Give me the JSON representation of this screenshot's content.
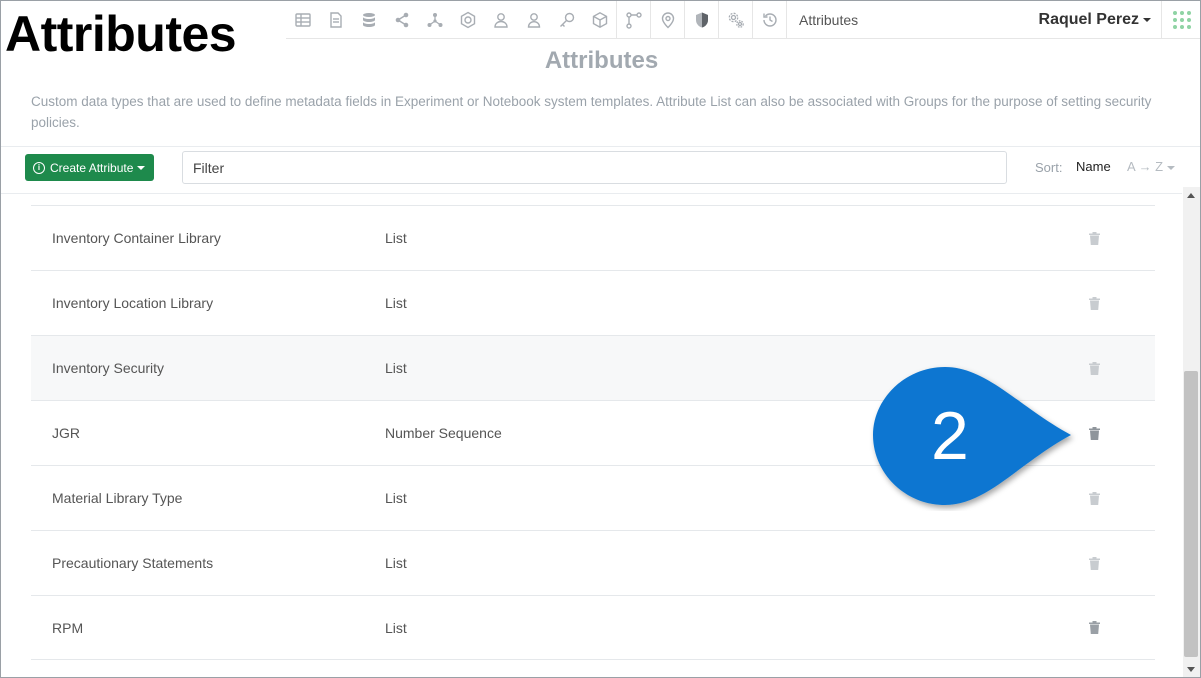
{
  "overlay": {
    "title": "Attributes"
  },
  "navbar": {
    "icons": [
      "table-icon",
      "document-icon",
      "database-icon",
      "share-icon",
      "network-icon",
      "badge-icon",
      "users-icon",
      "user-icon",
      "key-icon",
      "cube-icon",
      "workflow-icon",
      "location-icon",
      "shield-icon",
      "settings-icon",
      "history-icon"
    ],
    "breadcrumb": "Attributes",
    "user_name": "Raquel Perez",
    "accent_color": "#1e8a4c"
  },
  "header": {
    "title": "Attributes",
    "description": "Custom data types that are used to define metadata fields in Experiment or Notebook system templates. Attribute List can also be associated with Groups for the purpose of setting security policies."
  },
  "toolbar": {
    "create_label": "Create Attribute",
    "filter_placeholder": "Filter",
    "sort_label": "Sort:",
    "sort_field": "Name",
    "sort_direction": "A → Z"
  },
  "rows": [
    {
      "name": "Inventory Container Library",
      "type": "List"
    },
    {
      "name": "Inventory Location Library",
      "type": "List"
    },
    {
      "name": "Inventory Security",
      "type": "List"
    },
    {
      "name": "JGR",
      "type": "Number Sequence"
    },
    {
      "name": "Material Library Type",
      "type": "List"
    },
    {
      "name": "Precautionary Statements",
      "type": "List"
    },
    {
      "name": "RPM",
      "type": "List"
    }
  ],
  "callout": {
    "number": "2",
    "color": "#0a76d1"
  }
}
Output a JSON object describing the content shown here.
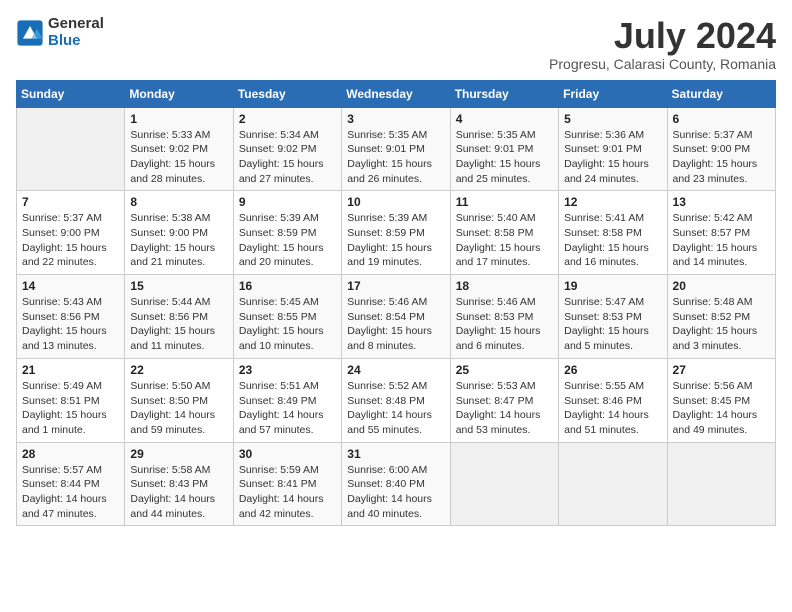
{
  "logo": {
    "general": "General",
    "blue": "Blue"
  },
  "title": "July 2024",
  "location": "Progresu, Calarasi County, Romania",
  "weekdays": [
    "Sunday",
    "Monday",
    "Tuesday",
    "Wednesday",
    "Thursday",
    "Friday",
    "Saturday"
  ],
  "weeks": [
    [
      null,
      {
        "day": 1,
        "sunrise": "5:33 AM",
        "sunset": "9:02 PM",
        "daylight": "15 hours and 28 minutes."
      },
      {
        "day": 2,
        "sunrise": "5:34 AM",
        "sunset": "9:02 PM",
        "daylight": "15 hours and 27 minutes."
      },
      {
        "day": 3,
        "sunrise": "5:35 AM",
        "sunset": "9:01 PM",
        "daylight": "15 hours and 26 minutes."
      },
      {
        "day": 4,
        "sunrise": "5:35 AM",
        "sunset": "9:01 PM",
        "daylight": "15 hours and 25 minutes."
      },
      {
        "day": 5,
        "sunrise": "5:36 AM",
        "sunset": "9:01 PM",
        "daylight": "15 hours and 24 minutes."
      },
      {
        "day": 6,
        "sunrise": "5:37 AM",
        "sunset": "9:00 PM",
        "daylight": "15 hours and 23 minutes."
      }
    ],
    [
      {
        "day": 7,
        "sunrise": "5:37 AM",
        "sunset": "9:00 PM",
        "daylight": "15 hours and 22 minutes."
      },
      {
        "day": 8,
        "sunrise": "5:38 AM",
        "sunset": "9:00 PM",
        "daylight": "15 hours and 21 minutes."
      },
      {
        "day": 9,
        "sunrise": "5:39 AM",
        "sunset": "8:59 PM",
        "daylight": "15 hours and 20 minutes."
      },
      {
        "day": 10,
        "sunrise": "5:39 AM",
        "sunset": "8:59 PM",
        "daylight": "15 hours and 19 minutes."
      },
      {
        "day": 11,
        "sunrise": "5:40 AM",
        "sunset": "8:58 PM",
        "daylight": "15 hours and 17 minutes."
      },
      {
        "day": 12,
        "sunrise": "5:41 AM",
        "sunset": "8:58 PM",
        "daylight": "15 hours and 16 minutes."
      },
      {
        "day": 13,
        "sunrise": "5:42 AM",
        "sunset": "8:57 PM",
        "daylight": "15 hours and 14 minutes."
      }
    ],
    [
      {
        "day": 14,
        "sunrise": "5:43 AM",
        "sunset": "8:56 PM",
        "daylight": "15 hours and 13 minutes."
      },
      {
        "day": 15,
        "sunrise": "5:44 AM",
        "sunset": "8:56 PM",
        "daylight": "15 hours and 11 minutes."
      },
      {
        "day": 16,
        "sunrise": "5:45 AM",
        "sunset": "8:55 PM",
        "daylight": "15 hours and 10 minutes."
      },
      {
        "day": 17,
        "sunrise": "5:46 AM",
        "sunset": "8:54 PM",
        "daylight": "15 hours and 8 minutes."
      },
      {
        "day": 18,
        "sunrise": "5:46 AM",
        "sunset": "8:53 PM",
        "daylight": "15 hours and 6 minutes."
      },
      {
        "day": 19,
        "sunrise": "5:47 AM",
        "sunset": "8:53 PM",
        "daylight": "15 hours and 5 minutes."
      },
      {
        "day": 20,
        "sunrise": "5:48 AM",
        "sunset": "8:52 PM",
        "daylight": "15 hours and 3 minutes."
      }
    ],
    [
      {
        "day": 21,
        "sunrise": "5:49 AM",
        "sunset": "8:51 PM",
        "daylight": "15 hours and 1 minute."
      },
      {
        "day": 22,
        "sunrise": "5:50 AM",
        "sunset": "8:50 PM",
        "daylight": "14 hours and 59 minutes."
      },
      {
        "day": 23,
        "sunrise": "5:51 AM",
        "sunset": "8:49 PM",
        "daylight": "14 hours and 57 minutes."
      },
      {
        "day": 24,
        "sunrise": "5:52 AM",
        "sunset": "8:48 PM",
        "daylight": "14 hours and 55 minutes."
      },
      {
        "day": 25,
        "sunrise": "5:53 AM",
        "sunset": "8:47 PM",
        "daylight": "14 hours and 53 minutes."
      },
      {
        "day": 26,
        "sunrise": "5:55 AM",
        "sunset": "8:46 PM",
        "daylight": "14 hours and 51 minutes."
      },
      {
        "day": 27,
        "sunrise": "5:56 AM",
        "sunset": "8:45 PM",
        "daylight": "14 hours and 49 minutes."
      }
    ],
    [
      {
        "day": 28,
        "sunrise": "5:57 AM",
        "sunset": "8:44 PM",
        "daylight": "14 hours and 47 minutes."
      },
      {
        "day": 29,
        "sunrise": "5:58 AM",
        "sunset": "8:43 PM",
        "daylight": "14 hours and 44 minutes."
      },
      {
        "day": 30,
        "sunrise": "5:59 AM",
        "sunset": "8:41 PM",
        "daylight": "14 hours and 42 minutes."
      },
      {
        "day": 31,
        "sunrise": "6:00 AM",
        "sunset": "8:40 PM",
        "daylight": "14 hours and 40 minutes."
      },
      null,
      null,
      null
    ]
  ]
}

══════════

Return the whole listing, word for word, and leave out every picture.

◆ WRITTEN ANSWER
Give me the JSON representation of this screenshot's content.
{
  "overlay": {
    "title": "Attributes"
  },
  "navbar": {
    "icons": [
      "table-icon",
      "document-icon",
      "database-icon",
      "share-icon",
      "network-icon",
      "badge-icon",
      "users-icon",
      "user-icon",
      "key-icon",
      "cube-icon",
      "workflow-icon",
      "location-icon",
      "shield-icon",
      "settings-icon",
      "history-icon"
    ],
    "breadcrumb": "Attributes",
    "user_name": "Raquel Perez",
    "accent_color": "#1e8a4c"
  },
  "header": {
    "title": "Attributes",
    "description": "Custom data types that are used to define metadata fields in Experiment or Notebook system templates. Attribute List can also be associated with Groups for the purpose of setting security policies."
  },
  "toolbar": {
    "create_label": "Create Attribute",
    "filter_placeholder": "Filter",
    "sort_label": "Sort:",
    "sort_field": "Name",
    "sort_direction": "A → Z"
  },
  "rows": [
    {
      "name": "Inventory Container Library",
      "type": "List"
    },
    {
      "name": "Inventory Location Library",
      "type": "List"
    },
    {
      "name": "Inventory Security",
      "type": "List"
    },
    {
      "name": "JGR",
      "type": "Number Sequence"
    },
    {
      "name": "Material Library Type",
      "type": "List"
    },
    {
      "name": "Precautionary Statements",
      "type": "List"
    },
    {
      "name": "RPM",
      "type": "List"
    }
  ],
  "callout": {
    "number": "2",
    "color": "#0a76d1"
  }
}
Output a JSON object describing the content shown here.
{
  "logo": {
    "general": "General",
    "blue": "Blue"
  },
  "title": "July 2024",
  "location": "Progresu, Calarasi County, Romania",
  "weekdays": [
    "Sunday",
    "Monday",
    "Tuesday",
    "Wednesday",
    "Thursday",
    "Friday",
    "Saturday"
  ],
  "weeks": [
    [
      null,
      {
        "day": 1,
        "sunrise": "5:33 AM",
        "sunset": "9:02 PM",
        "daylight": "15 hours and 28 minutes."
      },
      {
        "day": 2,
        "sunrise": "5:34 AM",
        "sunset": "9:02 PM",
        "daylight": "15 hours and 27 minutes."
      },
      {
        "day": 3,
        "sunrise": "5:35 AM",
        "sunset": "9:01 PM",
        "daylight": "15 hours and 26 minutes."
      },
      {
        "day": 4,
        "sunrise": "5:35 AM",
        "sunset": "9:01 PM",
        "daylight": "15 hours and 25 minutes."
      },
      {
        "day": 5,
        "sunrise": "5:36 AM",
        "sunset": "9:01 PM",
        "daylight": "15 hours and 24 minutes."
      },
      {
        "day": 6,
        "sunrise": "5:37 AM",
        "sunset": "9:00 PM",
        "daylight": "15 hours and 23 minutes."
      }
    ],
    [
      {
        "day": 7,
        "sunrise": "5:37 AM",
        "sunset": "9:00 PM",
        "daylight": "15 hours and 22 minutes."
      },
      {
        "day": 8,
        "sunrise": "5:38 AM",
        "sunset": "9:00 PM",
        "daylight": "15 hours and 21 minutes."
      },
      {
        "day": 9,
        "sunrise": "5:39 AM",
        "sunset": "8:59 PM",
        "daylight": "15 hours and 20 minutes."
      },
      {
        "day": 10,
        "sunrise": "5:39 AM",
        "sunset": "8:59 PM",
        "daylight": "15 hours and 19 minutes."
      },
      {
        "day": 11,
        "sunrise": "5:40 AM",
        "sunset": "8:58 PM",
        "daylight": "15 hours and 17 minutes."
      },
      {
        "day": 12,
        "sunrise": "5:41 AM",
        "sunset": "8:58 PM",
        "daylight": "15 hours and 16 minutes."
      },
      {
        "day": 13,
        "sunrise": "5:42 AM",
        "sunset": "8:57 PM",
        "daylight": "15 hours and 14 minutes."
      }
    ],
    [
      {
        "day": 14,
        "sunrise": "5:43 AM",
        "sunset": "8:56 PM",
        "daylight": "15 hours and 13 minutes."
      },
      {
        "day": 15,
        "sunrise": "5:44 AM",
        "sunset": "8:56 PM",
        "daylight": "15 hours and 11 minutes."
      },
      {
        "day": 16,
        "sunrise": "5:45 AM",
        "sunset": "8:55 PM",
        "daylight": "15 hours and 10 minutes."
      },
      {
        "day": 17,
        "sunrise": "5:46 AM",
        "sunset": "8:54 PM",
        "daylight": "15 hours and 8 minutes."
      },
      {
        "day": 18,
        "sunrise": "5:46 AM",
        "sunset": "8:53 PM",
        "daylight": "15 hours and 6 minutes."
      },
      {
        "day": 19,
        "sunrise": "5:47 AM",
        "sunset": "8:53 PM",
        "daylight": "15 hours and 5 minutes."
      },
      {
        "day": 20,
        "sunrise": "5:48 AM",
        "sunset": "8:52 PM",
        "daylight": "15 hours and 3 minutes."
      }
    ],
    [
      {
        "day": 21,
        "sunrise": "5:49 AM",
        "sunset": "8:51 PM",
        "daylight": "15 hours and 1 minute."
      },
      {
        "day": 22,
        "sunrise": "5:50 AM",
        "sunset": "8:50 PM",
        "daylight": "14 hours and 59 minutes."
      },
      {
        "day": 23,
        "sunrise": "5:51 AM",
        "sunset": "8:49 PM",
        "daylight": "14 hours and 57 minutes."
      },
      {
        "day": 24,
        "sunrise": "5:52 AM",
        "sunset": "8:48 PM",
        "daylight": "14 hours and 55 minutes."
      },
      {
        "day": 25,
        "sunrise": "5:53 AM",
        "sunset": "8:47 PM",
        "daylight": "14 hours and 53 minutes."
      },
      {
        "day": 26,
        "sunrise": "5:55 AM",
        "sunset": "8:46 PM",
        "daylight": "14 hours and 51 minutes."
      },
      {
        "day": 27,
        "sunrise": "5:56 AM",
        "sunset": "8:45 PM",
        "daylight": "14 hours and 49 minutes."
      }
    ],
    [
      {
        "day": 28,
        "sunrise": "5:57 AM",
        "sunset": "8:44 PM",
        "daylight": "14 hours and 47 minutes."
      },
      {
        "day": 29,
        "sunrise": "5:58 AM",
        "sunset": "8:43 PM",
        "daylight": "14 hours and 44 minutes."
      },
      {
        "day": 30,
        "sunrise": "5:59 AM",
        "sunset": "8:41 PM",
        "daylight": "14 hours and 42 minutes."
      },
      {
        "day": 31,
        "sunrise": "6:00 AM",
        "sunset": "8:40 PM",
        "daylight": "14 hours and 40 minutes."
      },
      null,
      null,
      null
    ]
  ]
}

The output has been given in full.